(Dataset listings of figures)
-------------------------
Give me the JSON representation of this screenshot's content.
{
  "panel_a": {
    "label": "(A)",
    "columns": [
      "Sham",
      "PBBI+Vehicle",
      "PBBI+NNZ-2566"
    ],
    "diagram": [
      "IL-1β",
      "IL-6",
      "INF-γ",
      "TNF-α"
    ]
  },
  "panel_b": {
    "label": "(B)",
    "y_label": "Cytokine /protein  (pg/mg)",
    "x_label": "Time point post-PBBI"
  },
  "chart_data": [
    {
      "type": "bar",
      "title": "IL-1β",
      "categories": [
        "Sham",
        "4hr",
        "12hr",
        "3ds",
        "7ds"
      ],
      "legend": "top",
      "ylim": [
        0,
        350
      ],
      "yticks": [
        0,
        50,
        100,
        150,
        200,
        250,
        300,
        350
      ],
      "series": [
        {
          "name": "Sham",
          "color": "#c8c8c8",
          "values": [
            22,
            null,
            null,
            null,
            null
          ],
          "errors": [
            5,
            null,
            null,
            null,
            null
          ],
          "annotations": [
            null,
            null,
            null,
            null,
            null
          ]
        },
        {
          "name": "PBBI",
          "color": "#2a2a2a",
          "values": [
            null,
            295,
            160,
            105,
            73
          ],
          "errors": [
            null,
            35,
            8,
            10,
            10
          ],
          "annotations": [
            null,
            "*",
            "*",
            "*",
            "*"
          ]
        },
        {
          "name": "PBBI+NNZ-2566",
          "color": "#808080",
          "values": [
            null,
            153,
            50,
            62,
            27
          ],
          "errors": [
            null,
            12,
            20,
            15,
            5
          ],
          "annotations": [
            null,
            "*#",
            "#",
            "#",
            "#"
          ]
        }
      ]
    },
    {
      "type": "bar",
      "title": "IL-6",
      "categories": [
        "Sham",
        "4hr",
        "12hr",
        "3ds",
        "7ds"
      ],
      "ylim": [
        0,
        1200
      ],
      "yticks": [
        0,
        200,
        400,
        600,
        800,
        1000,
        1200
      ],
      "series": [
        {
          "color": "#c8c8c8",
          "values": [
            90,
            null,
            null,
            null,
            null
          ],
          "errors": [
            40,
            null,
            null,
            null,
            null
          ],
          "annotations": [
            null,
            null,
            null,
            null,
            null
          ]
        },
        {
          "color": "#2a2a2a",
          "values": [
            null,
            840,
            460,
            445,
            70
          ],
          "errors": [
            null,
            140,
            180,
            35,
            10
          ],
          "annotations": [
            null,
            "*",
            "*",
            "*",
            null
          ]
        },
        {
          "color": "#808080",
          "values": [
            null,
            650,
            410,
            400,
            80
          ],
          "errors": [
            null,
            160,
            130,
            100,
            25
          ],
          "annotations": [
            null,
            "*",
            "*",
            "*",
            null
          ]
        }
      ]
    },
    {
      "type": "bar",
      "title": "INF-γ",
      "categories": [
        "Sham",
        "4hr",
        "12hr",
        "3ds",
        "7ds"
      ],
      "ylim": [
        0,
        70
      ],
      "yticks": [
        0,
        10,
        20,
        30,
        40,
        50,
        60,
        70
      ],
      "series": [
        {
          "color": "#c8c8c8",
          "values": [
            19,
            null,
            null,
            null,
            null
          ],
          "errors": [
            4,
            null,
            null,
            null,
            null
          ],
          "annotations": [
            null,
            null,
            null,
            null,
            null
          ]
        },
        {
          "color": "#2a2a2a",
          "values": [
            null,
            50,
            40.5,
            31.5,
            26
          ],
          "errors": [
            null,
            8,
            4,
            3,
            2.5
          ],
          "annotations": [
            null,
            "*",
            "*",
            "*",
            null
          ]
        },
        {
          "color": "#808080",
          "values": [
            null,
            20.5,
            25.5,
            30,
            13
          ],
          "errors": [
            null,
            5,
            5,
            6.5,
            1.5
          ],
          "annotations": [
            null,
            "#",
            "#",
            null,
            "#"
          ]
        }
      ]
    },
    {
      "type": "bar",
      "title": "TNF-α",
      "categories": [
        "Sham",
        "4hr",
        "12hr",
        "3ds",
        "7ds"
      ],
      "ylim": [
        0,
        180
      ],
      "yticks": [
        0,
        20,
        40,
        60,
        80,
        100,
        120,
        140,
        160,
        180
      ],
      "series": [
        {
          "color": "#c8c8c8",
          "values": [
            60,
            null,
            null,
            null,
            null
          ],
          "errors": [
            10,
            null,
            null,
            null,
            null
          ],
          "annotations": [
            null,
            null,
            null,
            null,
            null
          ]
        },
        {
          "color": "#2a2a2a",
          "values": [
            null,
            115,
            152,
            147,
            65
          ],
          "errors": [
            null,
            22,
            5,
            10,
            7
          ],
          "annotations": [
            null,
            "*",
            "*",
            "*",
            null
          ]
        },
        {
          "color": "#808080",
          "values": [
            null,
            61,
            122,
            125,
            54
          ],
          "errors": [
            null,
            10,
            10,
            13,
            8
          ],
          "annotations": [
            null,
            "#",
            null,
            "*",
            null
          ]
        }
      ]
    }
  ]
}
-------------------------
WHAT THE EXERCISE ASKS → Go through the records and count the lines that include the string "name"; state that number alone.

PROBLEM SOLUTION → 3